Set problem:
Copy each line exactly. Drop every picture.

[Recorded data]
+ + + + + + +
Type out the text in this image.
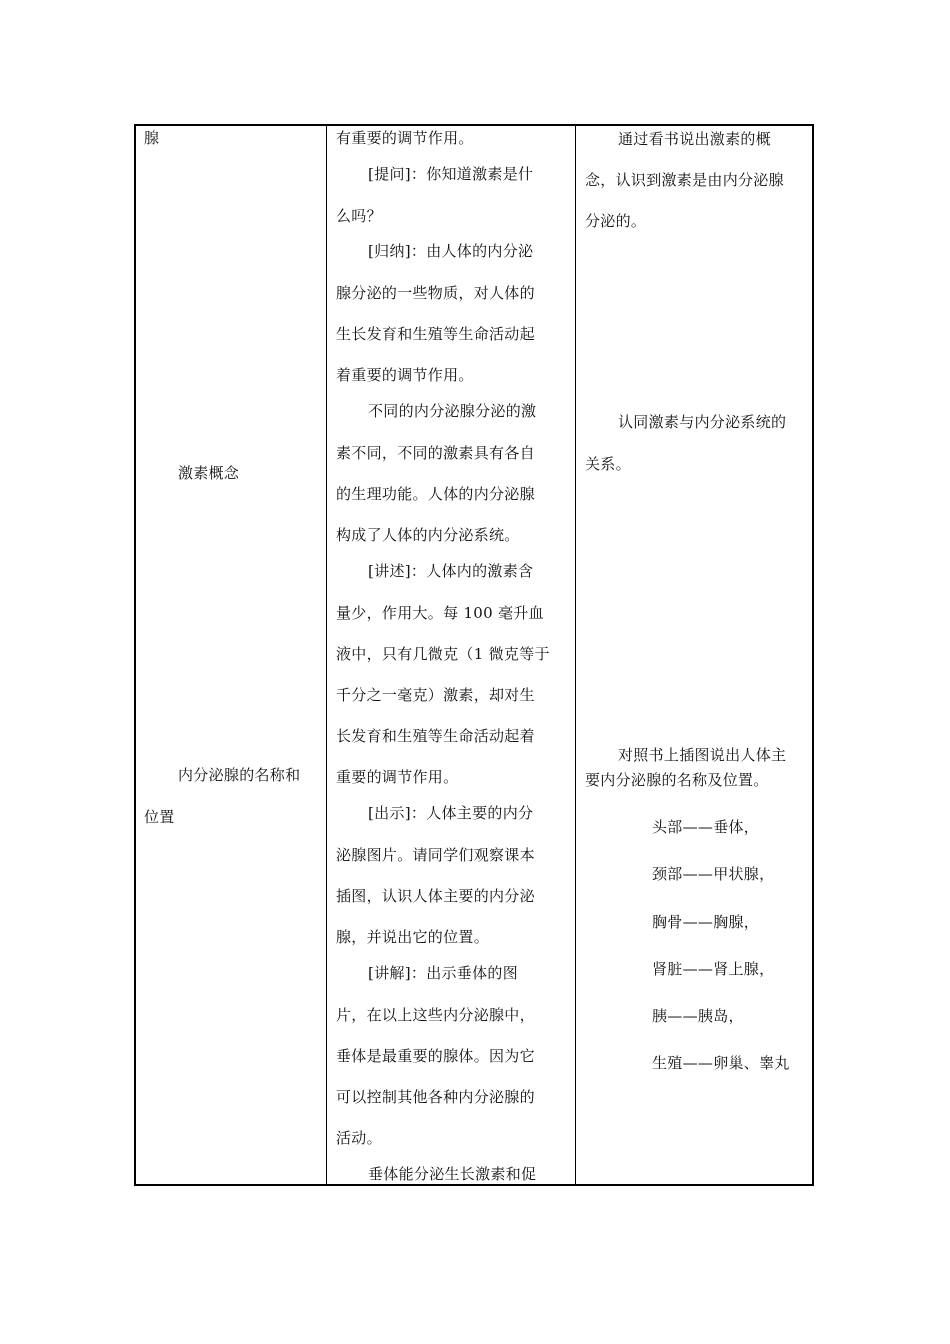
腺
激素概念
内分泌腺的名称和
位置
有重要的调节作用。
[提问]：你知道激素是什
么吗？
[归纳]：由人体的内分泌
腺分泌的一些物质，对人体的
生长发育和生殖等生命活动起
着重要的调节作用。
不同的内分泌腺分泌的激
素不同，不同的激素具有各自
的生理功能。人体的内分泌腺
构成了人体的内分泌系统。
[讲述]：人体内的激素含
量少，作用大。每 100 毫升血
液中，只有几微克（1 微克等于
千分之一毫克）激素，却对生
长发育和生殖等生命活动起着
重要的调节作用。
[出示]：人体主要的内分
泌腺图片。请同学们观察课本
插图，认识人体主要的内分泌
腺，并说出它的位置。
[讲解]：出示垂体的图
片，在以上这些内分泌腺中，
垂体是最重要的腺体。因为它
可以控制其他各种内分泌腺的
活动。
垂体能分泌生长激素和促
通过看书说出激素的概
念，认识到激素是由内分泌腺
分泌的。
认同激素与内分泌系统的
关系。
对照书上插图说出人体主
要内分泌腺的名称及位置。
头部——垂体，
颈部——甲状腺，
胸骨——胸腺，
肾脏——肾上腺，
胰——胰岛，
生殖——卵巢、睾丸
+ + + + + + +
Task output:
Type out the text in this image.
腺
激素概念
内分泌腺的名称和
位置
有重要的调节作用。
[提问]：你知道激素是什
么吗？
[归纳]：由人体的内分泌
腺分泌的一些物质，对人体的
生长发育和生殖等生命活动起
着重要的调节作用。
不同的内分泌腺分泌的激
素不同，不同的激素具有各自
的生理功能。人体的内分泌腺
构成了人体的内分泌系统。
[讲述]：人体内的激素含
量少，作用大。每 100 毫升血
液中，只有几微克（1 微克等于
千分之一毫克）激素，却对生
长发育和生殖等生命活动起着
重要的调节作用。
[出示]：人体主要的内分
泌腺图片。请同学们观察课本
插图，认识人体主要的内分泌
腺，并说出它的位置。
[讲解]：出示垂体的图
片，在以上这些内分泌腺中，
垂体是最重要的腺体。因为它
可以控制其他各种内分泌腺的
活动。
垂体能分泌生长激素和促
通过看书说出激素的概
念，认识到激素是由内分泌腺
分泌的。
认同激素与内分泌系统的
关系。
对照书上插图说出人体主
要内分泌腺的名称及位置。
头部——垂体，
颈部——甲状腺，
胸骨——胸腺，
肾脏——肾上腺，
胰——胰岛，
生殖——卵巢、睾丸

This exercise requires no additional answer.